My fellow nationals, let us not hide behind our finger. (I think that’s a Greek expression.) Yes, I’m sure none of us here are racist. But racism against Aboriginal Australians is there, and visitors to Australia regularly manage to chronicle it. (It’s the one dark aspect of Bill Bryson’s otherwise panegyrical Down Under/In A Sunburned Country.) Wishing them all dead is something some Australians say, and it’s a rather more extreme attitude than you’ll hear elsewhere in the New World—even the US, which historically excluded Native Americans from their Manifest Destiny.
Yes, Australians are not as circumspect about how they talk in general, and that means that there’s a lot of talk that can come across as racist, but is often just undeferential or radically egalitarian. But that’s not what we’re talking about here.
There are a couple of issues people might point to, but I don’t think they’re the explanation.
- Guilt? No, guilt doesn’t explain contempt.
- Embarrassment? Yes, situations in outback Australia are often third-world. I still don’t think that’s cause though; it’s effect. Though not knowing what to do about Aboriginal disadvantage is a challenge that other Australians, with their notions of egalitarianism and a fair go, don’t welcome. After all, Aboriginal Australians were not originally meant to be part of the Aussie fair go.
- Land claims? No, that’s just an inconvenience to miners and pastoralists, and after the initial shock of the Mabo judgement, it has settled down into a regimen of arbitration. The initial panic that Aboriginal Australians would be claiming swaths of suburbia and kicking white householders out proved to be fantasy.

> _Given task_:
From the passage on attitudes toward Aboriginal Australians, copy word for word the part that opens with the words containing "My fellow nationals, let" and closes with "their Manifest Destiny.". The listing after the passage on attitudes toward Aboriginal Australians is separate material.

> _Raw data_:
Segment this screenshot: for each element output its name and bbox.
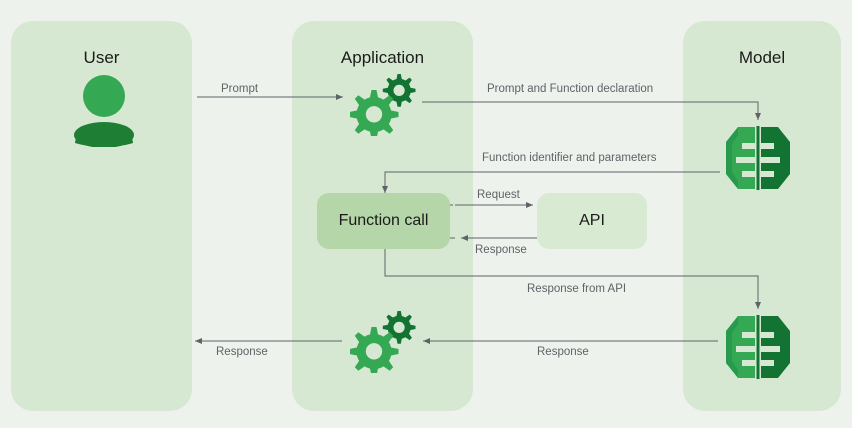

> _The response_:
My fellow nationals, let us not hide behind our finger. (I think that’s a Greek expression.) Yes, I’m sure none of us here are racist. But racism against Aboriginal Australians is there, and visitors to Australia regularly manage to chronicle it. (It’s the one dark aspect of Bill Bryson’s otherwise panegyrical Down Under/In A Sunburned Country.) Wishing them all dead is something some Australians say, and it’s a rather more extreme attitude than you’ll hear elsewhere in the New World—even the US, which historically excluded Native Americans from their Manifest Destiny.